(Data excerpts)
** start **
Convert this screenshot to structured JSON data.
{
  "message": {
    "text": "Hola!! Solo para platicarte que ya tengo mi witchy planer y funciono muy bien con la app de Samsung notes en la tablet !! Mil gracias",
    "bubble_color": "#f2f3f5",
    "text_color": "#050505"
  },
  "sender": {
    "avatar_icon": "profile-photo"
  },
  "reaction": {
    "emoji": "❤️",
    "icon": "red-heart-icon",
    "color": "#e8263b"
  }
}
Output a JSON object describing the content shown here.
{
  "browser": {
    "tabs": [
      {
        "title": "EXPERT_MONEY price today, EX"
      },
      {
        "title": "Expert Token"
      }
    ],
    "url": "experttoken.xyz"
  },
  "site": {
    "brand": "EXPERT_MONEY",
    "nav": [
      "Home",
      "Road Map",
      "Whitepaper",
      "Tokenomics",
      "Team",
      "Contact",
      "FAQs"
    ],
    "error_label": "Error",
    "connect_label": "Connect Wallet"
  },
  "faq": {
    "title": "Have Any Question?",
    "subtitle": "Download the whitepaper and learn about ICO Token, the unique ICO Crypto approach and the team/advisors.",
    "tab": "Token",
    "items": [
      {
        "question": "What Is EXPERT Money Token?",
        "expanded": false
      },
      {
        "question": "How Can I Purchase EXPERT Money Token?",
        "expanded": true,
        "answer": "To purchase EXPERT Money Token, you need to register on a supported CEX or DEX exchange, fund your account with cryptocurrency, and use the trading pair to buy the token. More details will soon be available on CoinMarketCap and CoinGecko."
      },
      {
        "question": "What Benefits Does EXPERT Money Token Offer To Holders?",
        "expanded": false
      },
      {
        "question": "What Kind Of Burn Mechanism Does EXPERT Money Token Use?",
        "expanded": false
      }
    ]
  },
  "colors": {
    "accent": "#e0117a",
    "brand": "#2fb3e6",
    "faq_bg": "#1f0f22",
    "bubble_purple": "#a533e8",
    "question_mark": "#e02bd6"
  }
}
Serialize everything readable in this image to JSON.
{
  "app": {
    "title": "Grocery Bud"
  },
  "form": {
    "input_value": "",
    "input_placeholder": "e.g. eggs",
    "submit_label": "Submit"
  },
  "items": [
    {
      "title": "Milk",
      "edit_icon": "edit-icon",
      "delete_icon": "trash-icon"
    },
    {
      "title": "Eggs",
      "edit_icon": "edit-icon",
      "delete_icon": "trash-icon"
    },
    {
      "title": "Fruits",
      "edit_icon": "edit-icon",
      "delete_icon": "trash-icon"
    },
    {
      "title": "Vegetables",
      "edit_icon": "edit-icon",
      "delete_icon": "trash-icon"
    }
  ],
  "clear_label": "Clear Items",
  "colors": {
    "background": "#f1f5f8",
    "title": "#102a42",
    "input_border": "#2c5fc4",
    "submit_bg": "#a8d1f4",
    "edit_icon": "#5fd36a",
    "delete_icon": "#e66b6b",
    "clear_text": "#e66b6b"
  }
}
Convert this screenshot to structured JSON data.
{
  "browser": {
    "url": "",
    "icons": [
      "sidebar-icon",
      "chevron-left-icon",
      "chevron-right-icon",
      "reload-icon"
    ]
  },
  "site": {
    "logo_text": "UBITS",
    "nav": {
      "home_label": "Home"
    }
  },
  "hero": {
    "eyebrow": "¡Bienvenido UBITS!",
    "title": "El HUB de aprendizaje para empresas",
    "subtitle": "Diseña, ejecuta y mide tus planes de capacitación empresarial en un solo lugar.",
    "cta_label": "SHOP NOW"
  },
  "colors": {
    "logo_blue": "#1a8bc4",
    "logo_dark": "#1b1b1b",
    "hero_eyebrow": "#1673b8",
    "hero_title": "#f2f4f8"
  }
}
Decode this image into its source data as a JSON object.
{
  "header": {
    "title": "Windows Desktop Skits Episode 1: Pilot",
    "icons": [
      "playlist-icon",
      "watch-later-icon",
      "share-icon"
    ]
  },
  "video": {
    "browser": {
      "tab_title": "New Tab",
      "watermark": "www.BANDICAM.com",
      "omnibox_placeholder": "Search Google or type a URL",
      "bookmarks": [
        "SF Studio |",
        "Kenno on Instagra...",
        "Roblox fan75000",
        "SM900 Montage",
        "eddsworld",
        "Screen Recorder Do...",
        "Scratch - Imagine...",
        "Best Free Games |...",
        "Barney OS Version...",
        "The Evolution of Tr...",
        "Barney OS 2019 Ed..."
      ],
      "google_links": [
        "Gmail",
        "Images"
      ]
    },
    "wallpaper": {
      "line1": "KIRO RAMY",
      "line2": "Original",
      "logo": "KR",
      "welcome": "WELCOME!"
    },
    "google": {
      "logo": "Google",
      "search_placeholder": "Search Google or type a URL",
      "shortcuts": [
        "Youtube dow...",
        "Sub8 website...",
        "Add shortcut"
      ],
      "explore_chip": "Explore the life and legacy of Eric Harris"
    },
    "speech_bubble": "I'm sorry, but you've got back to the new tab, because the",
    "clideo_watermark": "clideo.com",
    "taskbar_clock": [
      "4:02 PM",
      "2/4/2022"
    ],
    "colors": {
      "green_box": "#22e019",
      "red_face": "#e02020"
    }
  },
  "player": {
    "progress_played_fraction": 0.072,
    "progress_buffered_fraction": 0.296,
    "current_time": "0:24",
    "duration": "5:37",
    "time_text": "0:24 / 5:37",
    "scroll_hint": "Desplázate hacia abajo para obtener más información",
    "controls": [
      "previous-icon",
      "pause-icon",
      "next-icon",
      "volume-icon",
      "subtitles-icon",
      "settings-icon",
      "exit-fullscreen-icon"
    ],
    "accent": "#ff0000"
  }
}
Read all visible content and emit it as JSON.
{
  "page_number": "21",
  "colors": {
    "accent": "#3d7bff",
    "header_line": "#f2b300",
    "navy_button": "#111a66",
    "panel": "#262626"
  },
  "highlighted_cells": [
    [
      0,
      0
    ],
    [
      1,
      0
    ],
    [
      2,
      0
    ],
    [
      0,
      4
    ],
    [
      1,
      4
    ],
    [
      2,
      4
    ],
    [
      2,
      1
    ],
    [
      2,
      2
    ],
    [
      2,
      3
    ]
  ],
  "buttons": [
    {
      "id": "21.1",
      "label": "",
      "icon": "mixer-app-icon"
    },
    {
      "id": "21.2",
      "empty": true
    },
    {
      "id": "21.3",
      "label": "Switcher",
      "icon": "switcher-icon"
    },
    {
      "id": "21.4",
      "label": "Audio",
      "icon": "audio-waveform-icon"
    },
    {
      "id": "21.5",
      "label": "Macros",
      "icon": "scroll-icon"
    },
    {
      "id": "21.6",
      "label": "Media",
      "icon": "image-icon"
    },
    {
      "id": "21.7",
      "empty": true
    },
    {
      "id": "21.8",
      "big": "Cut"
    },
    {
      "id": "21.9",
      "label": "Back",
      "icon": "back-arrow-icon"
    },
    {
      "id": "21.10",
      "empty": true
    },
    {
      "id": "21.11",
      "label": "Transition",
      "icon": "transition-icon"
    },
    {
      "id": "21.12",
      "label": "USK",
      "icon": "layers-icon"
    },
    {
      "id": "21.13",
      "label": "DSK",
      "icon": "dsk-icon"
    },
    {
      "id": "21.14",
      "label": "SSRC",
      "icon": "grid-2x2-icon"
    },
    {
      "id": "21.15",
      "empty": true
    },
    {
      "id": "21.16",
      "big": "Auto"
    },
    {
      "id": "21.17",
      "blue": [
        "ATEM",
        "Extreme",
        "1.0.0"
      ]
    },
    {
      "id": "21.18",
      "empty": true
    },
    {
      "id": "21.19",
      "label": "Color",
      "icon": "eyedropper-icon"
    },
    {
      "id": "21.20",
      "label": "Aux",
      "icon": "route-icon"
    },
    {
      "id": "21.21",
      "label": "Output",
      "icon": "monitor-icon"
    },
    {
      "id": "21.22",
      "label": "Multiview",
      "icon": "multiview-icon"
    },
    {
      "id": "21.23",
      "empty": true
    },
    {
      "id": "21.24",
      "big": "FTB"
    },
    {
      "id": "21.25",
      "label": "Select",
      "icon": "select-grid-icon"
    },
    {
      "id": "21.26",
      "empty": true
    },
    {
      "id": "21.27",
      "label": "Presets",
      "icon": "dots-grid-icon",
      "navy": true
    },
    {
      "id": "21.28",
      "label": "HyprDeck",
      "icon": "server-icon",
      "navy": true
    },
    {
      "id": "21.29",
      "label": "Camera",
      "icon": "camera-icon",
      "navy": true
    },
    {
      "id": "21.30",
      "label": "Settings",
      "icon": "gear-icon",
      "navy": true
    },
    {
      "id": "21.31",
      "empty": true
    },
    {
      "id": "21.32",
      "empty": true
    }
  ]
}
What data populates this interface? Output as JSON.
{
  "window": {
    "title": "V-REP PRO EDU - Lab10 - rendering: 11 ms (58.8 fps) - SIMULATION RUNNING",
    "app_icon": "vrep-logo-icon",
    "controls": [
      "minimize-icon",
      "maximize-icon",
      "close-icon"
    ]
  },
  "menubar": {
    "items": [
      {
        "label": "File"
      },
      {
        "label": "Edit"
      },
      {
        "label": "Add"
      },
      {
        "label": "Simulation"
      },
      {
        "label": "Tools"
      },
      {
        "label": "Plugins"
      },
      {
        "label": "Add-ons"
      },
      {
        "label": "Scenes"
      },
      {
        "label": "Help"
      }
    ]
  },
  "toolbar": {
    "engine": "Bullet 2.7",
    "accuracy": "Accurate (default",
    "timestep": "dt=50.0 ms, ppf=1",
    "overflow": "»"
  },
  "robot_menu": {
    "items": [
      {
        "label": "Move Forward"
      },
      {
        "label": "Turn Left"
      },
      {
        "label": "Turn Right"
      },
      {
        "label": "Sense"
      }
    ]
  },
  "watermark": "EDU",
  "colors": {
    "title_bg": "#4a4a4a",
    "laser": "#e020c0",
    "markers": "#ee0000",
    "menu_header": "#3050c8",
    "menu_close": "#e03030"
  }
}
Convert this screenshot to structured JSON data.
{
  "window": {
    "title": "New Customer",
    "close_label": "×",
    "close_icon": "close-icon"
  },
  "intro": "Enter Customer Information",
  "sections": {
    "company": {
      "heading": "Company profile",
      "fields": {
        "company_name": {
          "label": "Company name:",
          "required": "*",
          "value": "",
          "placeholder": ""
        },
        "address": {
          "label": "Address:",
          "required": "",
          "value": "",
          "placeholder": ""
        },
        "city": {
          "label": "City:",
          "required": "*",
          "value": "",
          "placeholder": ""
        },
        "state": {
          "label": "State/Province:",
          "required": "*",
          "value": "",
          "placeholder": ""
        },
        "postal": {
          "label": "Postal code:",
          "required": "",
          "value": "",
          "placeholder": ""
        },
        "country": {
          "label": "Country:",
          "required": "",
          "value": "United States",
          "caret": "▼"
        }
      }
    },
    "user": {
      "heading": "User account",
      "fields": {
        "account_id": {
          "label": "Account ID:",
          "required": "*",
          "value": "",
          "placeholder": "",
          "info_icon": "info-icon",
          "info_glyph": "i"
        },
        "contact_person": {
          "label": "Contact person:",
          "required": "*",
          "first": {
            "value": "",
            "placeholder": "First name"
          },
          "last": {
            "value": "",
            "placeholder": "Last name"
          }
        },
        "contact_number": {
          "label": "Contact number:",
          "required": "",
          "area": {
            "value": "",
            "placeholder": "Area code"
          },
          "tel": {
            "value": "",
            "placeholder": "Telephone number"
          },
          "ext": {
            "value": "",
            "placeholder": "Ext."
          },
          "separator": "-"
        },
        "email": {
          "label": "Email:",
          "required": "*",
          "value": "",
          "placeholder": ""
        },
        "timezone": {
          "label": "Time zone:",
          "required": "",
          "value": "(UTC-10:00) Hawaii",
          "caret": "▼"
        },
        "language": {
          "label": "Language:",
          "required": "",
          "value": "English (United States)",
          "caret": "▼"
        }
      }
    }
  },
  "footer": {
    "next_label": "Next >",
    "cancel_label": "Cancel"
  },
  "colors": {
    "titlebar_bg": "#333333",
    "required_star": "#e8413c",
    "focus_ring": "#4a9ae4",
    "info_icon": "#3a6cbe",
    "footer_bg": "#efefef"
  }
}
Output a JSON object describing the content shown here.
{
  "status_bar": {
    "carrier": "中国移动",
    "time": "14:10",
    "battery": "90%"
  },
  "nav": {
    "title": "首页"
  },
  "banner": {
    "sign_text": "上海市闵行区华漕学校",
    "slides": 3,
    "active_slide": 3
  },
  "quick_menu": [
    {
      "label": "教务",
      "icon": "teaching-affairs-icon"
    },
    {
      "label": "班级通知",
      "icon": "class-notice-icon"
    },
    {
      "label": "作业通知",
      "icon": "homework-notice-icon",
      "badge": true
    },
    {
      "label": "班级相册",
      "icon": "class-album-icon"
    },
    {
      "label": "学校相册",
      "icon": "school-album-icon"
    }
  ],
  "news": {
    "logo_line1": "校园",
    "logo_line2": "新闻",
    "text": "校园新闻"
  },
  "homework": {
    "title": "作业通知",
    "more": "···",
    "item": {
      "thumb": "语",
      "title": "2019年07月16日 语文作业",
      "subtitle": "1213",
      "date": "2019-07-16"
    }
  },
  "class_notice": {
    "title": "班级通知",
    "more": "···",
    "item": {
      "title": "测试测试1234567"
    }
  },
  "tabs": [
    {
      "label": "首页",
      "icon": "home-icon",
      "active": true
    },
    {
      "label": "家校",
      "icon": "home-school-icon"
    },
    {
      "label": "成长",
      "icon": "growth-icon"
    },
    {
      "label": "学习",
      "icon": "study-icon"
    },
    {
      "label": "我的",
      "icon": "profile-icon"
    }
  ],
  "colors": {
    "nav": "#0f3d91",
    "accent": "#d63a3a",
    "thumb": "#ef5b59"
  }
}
** end **
[CHALLENGE] Count the lines in the records above that contain the word "school", and reply with only that number.

[WRITTEN RESPONSE] 2